Fourteen Yards of Cranberries and a Paroquet: An 1870s Christmas Story

IMG_2230 (3)Last month we took a look at how young Marion “Minnie” Boyd Allen spent Thanksgiving Day in 1875 and 1876 (rousing renditions of popular plays and too much food were all the rage). But Minnie didn’t contain her holiday exuberance to Thanksgiving; she had plenty left over for Christmas.

Minnie says very little about the lead-up to Christmas in 1875 when she’s thirteen years old, except to note pretty frequently—beginning in November—that she’s making Christmas presents. This activity seems to keep her in the spirit throughout the season, but most of her excitement about Christmas is packed into two days. On Christmas Eve she “Did not go to school in forenoon,” but rather “The house is turned up side down, getting ready for tomorrow.” Unlike today when most people decorate for Christmas as soon as Thanksgiving is over (or earlier), most of the Allens’ decorating took place immediately before Christmas. “Grandma and I strung over fourteen yards of cranberries to trim the billiard room with….[Brother] Will and I put up the tree and hung evergreen. In evening Will and I (seated on the billiard table) filled boxes and cornicopias [sic] with candy.”

» **Task objective**
Write out the part of the 1870s Christmas story starting with "Fourteen Yards of Cranberries and" and going on through "over for Christmas.".

» **Material supplied**
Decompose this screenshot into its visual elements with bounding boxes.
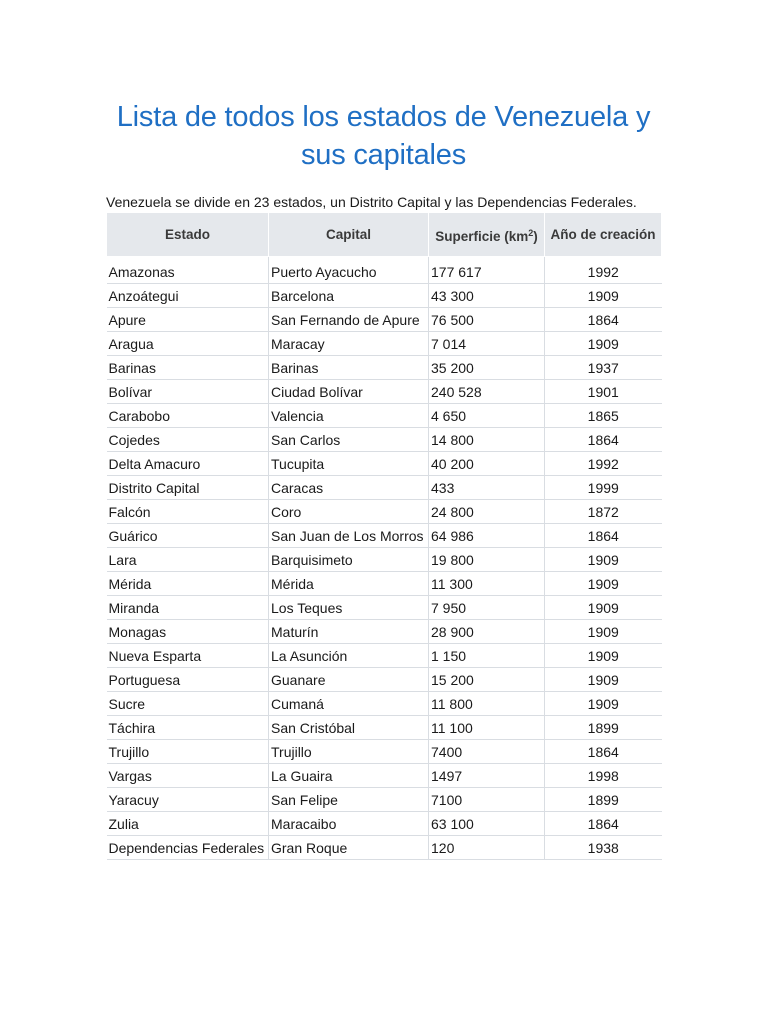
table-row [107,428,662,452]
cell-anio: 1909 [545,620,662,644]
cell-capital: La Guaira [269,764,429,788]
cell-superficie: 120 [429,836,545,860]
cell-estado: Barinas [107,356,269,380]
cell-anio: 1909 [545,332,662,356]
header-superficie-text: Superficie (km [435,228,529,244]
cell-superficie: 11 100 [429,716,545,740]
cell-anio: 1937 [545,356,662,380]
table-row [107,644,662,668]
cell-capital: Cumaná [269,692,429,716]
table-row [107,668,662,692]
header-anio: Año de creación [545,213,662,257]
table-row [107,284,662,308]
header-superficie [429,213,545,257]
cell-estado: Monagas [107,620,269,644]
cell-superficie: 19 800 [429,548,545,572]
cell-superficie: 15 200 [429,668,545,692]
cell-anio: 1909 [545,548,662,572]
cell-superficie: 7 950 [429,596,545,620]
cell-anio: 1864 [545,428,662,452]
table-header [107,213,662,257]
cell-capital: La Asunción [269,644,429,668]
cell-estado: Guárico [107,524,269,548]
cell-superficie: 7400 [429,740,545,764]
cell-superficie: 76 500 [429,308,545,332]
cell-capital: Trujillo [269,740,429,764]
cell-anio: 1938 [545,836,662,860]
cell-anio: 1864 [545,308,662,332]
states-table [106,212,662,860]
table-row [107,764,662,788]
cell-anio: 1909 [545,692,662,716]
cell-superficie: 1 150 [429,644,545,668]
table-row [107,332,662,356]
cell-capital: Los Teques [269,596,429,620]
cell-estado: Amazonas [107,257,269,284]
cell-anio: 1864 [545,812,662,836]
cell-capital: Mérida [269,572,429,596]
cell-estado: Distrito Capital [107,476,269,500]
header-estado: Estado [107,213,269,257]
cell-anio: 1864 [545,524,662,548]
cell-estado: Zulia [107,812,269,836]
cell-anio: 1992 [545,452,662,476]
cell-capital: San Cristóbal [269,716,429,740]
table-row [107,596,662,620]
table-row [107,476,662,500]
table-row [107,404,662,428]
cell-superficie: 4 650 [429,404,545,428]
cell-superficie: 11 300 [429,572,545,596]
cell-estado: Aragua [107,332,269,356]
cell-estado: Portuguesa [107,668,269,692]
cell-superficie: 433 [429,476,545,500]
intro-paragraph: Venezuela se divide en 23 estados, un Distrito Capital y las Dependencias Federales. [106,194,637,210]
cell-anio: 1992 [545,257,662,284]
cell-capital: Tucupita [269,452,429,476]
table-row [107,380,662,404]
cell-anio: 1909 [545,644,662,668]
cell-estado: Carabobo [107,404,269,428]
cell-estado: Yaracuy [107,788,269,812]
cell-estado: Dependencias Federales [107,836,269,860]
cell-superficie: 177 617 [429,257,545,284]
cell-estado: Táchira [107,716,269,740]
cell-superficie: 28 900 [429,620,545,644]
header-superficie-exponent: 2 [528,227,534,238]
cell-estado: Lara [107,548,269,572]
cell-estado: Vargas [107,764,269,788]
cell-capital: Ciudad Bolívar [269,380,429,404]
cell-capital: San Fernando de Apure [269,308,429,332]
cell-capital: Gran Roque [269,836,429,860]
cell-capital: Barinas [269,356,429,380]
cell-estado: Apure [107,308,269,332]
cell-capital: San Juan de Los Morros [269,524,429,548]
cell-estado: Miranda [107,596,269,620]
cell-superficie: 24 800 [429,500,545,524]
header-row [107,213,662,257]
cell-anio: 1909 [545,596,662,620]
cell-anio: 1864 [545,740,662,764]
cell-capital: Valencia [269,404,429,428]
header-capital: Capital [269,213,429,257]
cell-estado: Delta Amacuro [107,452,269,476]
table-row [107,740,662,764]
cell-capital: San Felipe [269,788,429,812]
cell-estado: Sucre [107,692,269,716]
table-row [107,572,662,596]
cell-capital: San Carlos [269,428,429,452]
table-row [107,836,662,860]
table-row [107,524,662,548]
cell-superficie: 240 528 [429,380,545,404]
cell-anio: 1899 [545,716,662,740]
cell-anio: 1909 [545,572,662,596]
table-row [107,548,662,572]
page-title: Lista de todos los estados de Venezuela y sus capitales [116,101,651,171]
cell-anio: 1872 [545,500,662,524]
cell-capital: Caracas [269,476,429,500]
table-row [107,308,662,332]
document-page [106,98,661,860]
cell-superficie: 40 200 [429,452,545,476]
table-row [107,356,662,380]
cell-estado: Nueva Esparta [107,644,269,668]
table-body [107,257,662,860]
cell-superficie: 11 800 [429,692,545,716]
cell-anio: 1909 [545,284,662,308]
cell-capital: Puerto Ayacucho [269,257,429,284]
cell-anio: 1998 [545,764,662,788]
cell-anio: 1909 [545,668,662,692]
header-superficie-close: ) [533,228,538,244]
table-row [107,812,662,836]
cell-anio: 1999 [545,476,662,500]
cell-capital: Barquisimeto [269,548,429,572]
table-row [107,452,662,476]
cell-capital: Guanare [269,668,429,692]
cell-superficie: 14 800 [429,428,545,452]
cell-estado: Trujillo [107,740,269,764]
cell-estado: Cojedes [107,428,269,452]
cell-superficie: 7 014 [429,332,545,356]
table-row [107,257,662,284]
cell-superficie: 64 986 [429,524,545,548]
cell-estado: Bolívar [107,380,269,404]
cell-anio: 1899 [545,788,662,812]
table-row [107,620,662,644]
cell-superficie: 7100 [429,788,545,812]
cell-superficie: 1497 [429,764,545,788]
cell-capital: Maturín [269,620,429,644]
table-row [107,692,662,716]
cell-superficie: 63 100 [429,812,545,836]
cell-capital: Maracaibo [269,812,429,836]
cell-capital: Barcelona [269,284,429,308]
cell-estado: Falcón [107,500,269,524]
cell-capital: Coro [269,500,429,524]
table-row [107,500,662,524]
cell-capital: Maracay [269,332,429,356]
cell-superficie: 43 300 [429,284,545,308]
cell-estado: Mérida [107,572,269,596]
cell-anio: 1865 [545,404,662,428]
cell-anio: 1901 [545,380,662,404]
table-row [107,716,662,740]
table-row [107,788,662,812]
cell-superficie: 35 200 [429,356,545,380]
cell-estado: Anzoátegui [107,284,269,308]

...

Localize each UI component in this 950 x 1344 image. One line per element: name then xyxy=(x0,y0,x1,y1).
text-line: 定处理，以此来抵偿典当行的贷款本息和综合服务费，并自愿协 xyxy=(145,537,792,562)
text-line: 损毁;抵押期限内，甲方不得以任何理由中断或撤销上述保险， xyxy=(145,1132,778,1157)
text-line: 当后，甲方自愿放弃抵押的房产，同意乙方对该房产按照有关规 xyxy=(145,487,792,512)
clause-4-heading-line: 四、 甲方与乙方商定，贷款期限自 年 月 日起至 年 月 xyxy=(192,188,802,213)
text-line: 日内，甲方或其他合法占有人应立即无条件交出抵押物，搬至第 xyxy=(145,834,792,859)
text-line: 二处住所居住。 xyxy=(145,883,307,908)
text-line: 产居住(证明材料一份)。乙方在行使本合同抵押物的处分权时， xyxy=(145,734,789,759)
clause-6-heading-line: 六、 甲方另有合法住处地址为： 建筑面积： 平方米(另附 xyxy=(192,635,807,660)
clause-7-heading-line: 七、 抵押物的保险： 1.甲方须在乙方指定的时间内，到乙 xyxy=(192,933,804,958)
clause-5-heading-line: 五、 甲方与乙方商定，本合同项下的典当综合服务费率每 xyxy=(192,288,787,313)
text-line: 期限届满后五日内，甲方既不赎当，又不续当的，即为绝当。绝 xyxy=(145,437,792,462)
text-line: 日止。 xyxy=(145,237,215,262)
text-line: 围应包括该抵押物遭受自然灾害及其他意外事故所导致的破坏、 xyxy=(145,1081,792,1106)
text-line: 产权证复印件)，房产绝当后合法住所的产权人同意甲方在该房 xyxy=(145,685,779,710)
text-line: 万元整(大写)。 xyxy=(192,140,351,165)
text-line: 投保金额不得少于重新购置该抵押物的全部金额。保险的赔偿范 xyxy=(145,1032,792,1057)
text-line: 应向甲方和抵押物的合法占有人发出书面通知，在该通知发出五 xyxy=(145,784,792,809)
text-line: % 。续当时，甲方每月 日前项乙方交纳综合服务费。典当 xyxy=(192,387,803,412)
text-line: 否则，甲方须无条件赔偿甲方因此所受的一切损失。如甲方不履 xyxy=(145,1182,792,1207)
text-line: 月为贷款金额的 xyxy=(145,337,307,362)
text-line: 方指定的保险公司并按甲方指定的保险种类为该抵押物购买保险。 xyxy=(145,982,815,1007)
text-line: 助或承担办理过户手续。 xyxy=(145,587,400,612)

...

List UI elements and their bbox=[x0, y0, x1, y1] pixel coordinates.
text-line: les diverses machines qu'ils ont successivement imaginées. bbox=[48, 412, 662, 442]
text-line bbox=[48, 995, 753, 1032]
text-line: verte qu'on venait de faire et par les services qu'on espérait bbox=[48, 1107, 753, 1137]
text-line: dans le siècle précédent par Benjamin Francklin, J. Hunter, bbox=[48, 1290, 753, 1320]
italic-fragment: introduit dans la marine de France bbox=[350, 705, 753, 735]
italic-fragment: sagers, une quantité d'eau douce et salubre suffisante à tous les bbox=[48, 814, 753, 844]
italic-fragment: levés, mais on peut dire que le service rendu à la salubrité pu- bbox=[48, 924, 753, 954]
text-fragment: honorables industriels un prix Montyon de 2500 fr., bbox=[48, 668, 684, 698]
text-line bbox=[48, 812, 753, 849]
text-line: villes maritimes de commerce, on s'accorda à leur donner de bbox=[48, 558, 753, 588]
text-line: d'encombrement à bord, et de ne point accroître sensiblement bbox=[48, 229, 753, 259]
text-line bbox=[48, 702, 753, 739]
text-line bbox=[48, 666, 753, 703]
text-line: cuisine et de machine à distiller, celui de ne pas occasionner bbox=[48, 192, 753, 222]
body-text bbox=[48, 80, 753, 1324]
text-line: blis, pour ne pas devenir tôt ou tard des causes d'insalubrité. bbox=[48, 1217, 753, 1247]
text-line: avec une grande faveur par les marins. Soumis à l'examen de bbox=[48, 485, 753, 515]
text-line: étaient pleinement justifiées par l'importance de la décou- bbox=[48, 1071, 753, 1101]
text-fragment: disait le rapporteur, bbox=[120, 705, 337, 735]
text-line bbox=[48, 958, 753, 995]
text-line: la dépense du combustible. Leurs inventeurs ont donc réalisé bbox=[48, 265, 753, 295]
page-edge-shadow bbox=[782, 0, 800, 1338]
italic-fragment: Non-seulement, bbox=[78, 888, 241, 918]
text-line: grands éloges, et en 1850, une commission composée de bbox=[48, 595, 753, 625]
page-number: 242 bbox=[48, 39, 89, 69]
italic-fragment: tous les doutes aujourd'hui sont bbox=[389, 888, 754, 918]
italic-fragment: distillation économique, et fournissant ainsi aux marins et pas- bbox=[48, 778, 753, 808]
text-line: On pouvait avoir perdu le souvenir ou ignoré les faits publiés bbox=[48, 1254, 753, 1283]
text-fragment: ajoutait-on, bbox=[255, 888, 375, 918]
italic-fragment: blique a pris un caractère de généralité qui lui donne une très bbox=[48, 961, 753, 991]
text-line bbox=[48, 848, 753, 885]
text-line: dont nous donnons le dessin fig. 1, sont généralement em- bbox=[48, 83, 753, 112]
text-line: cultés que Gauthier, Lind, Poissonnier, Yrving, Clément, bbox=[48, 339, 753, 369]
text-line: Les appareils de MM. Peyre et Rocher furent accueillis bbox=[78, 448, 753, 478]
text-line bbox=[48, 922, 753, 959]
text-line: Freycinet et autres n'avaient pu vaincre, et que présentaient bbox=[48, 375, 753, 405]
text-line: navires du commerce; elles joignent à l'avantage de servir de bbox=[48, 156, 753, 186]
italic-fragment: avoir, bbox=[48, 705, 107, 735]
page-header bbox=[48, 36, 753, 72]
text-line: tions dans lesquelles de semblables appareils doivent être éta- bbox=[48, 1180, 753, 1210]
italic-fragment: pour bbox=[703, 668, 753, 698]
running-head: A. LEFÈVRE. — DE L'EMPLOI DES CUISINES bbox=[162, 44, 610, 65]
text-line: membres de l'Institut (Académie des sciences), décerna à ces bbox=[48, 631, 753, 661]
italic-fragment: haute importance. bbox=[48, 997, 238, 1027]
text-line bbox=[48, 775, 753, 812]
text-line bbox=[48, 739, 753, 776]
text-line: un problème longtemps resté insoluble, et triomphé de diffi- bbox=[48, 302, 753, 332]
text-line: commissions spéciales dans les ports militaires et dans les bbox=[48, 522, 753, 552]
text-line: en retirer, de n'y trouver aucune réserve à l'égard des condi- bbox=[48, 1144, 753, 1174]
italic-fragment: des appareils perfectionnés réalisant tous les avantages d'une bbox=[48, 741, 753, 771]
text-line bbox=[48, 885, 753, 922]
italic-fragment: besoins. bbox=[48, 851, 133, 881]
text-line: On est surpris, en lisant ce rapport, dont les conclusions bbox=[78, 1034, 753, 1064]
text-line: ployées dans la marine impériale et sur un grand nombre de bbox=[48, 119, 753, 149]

» **Result**
Fourteen Yards of Cranberries and a Paroquet: An 1870s Christmas Story

IMG_2230 (3)Last month we took a look at how young Marion “Minnie” Boyd Allen spent Thanksgiving Day in 1875 and 1876 (rousing renditions of popular plays and too much food were all the rage). But Minnie didn’t contain her holiday exuberance to Thanksgiving; she had plenty left over for Christmas.